Can you write out all the lines word for word, with no pictures?

::::::

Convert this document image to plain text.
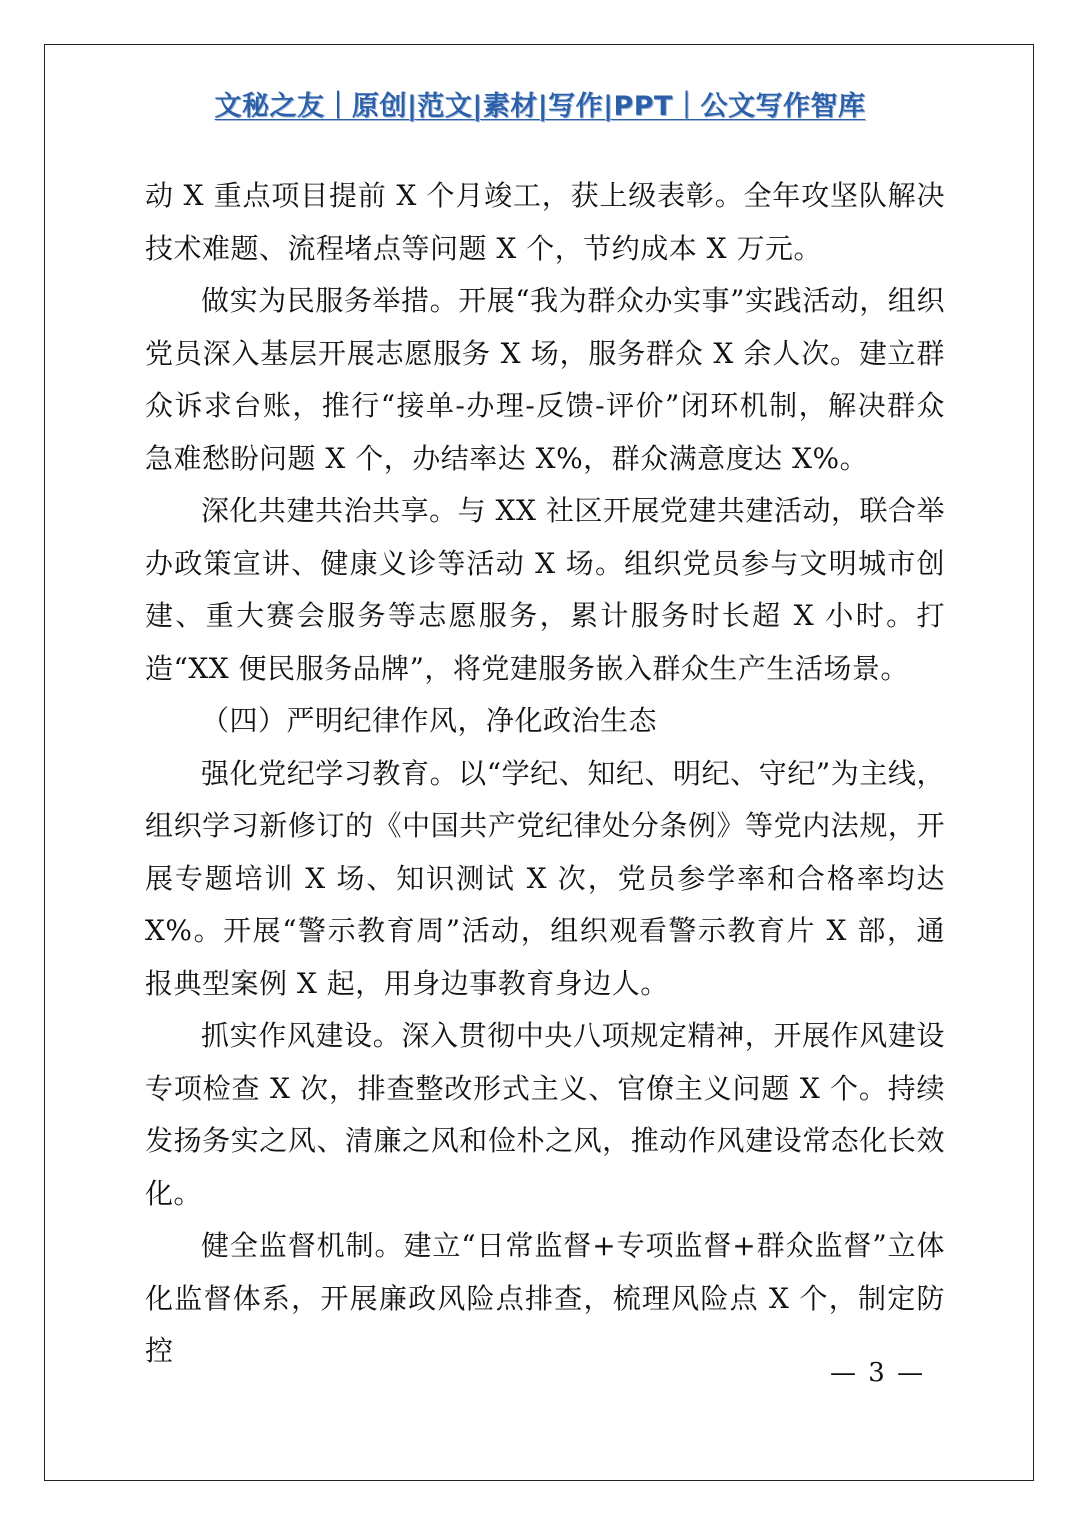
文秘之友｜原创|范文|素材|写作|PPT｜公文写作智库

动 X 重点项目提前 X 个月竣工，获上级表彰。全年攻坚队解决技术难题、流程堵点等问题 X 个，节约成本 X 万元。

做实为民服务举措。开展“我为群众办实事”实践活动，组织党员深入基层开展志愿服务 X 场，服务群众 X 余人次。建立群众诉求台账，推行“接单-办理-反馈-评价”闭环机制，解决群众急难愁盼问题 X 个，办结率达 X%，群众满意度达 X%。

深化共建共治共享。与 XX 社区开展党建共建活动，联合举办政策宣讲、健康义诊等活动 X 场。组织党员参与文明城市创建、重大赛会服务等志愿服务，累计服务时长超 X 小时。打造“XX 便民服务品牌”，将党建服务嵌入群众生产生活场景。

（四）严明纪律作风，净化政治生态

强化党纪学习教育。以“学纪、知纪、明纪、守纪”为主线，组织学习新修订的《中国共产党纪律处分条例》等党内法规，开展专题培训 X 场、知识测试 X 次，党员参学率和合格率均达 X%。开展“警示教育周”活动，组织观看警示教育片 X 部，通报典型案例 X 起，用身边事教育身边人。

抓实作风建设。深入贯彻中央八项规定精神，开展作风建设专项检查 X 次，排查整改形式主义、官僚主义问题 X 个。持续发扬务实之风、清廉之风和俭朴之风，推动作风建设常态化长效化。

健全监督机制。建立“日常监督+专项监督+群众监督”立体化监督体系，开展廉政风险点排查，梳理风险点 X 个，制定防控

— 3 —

::::::

__Full response__.
Convert this document image to plain text.
文秘之友｜原创|范文|素材|写作|PPT｜公文写作智库

动 X 重点项目提前 X 个月竣工，获上级表彰。全年攻坚队解决技术难题、流程堵点等问题 X 个，节约成本 X 万元。

做实为民服务举措。开展“我为群众办实事”实践活动，组织党员深入基层开展志愿服务 X 场，服务群众 X 余人次。建立群众诉求台账，推行“接单-办理-反馈-评价”闭环机制，解决群众急难愁盼问题 X 个，办结率达 X%，群众满意度达 X%。

深化共建共治共享。与 XX 社区开展党建共建活动，联合举办政策宣讲、健康义诊等活动 X 场。组织党员参与文明城市创建、重大赛会服务等志愿服务，累计服务时长超 X 小时。打造“XX 便民服务品牌”，将党建服务嵌入群众生产生活场景。

（四）严明纪律作风，净化政治生态

强化党纪学习教育。以“学纪、知纪、明纪、守纪”为主线，组织学习新修订的《中国共产党纪律处分条例》等党内法规，开展专题培训 X 场、知识测试 X 次，党员参学率和合格率均达 X%。开展“警示教育周”活动，组织观看警示教育片 X 部，通报典型案例 X 起，用身边事教育身边人。

抓实作风建设。深入贯彻中央八项规定精神，开展作风建设专项检查 X 次，排查整改形式主义、官僚主义问题 X 个。持续发扬务实之风、清廉之风和俭朴之风，推动作风建设常态化长效化。

健全监督机制。建立“日常监督+专项监督+群众监督”立体化监督体系，开展廉政风险点排查，梳理风险点 X 个，制定防控

— 3 —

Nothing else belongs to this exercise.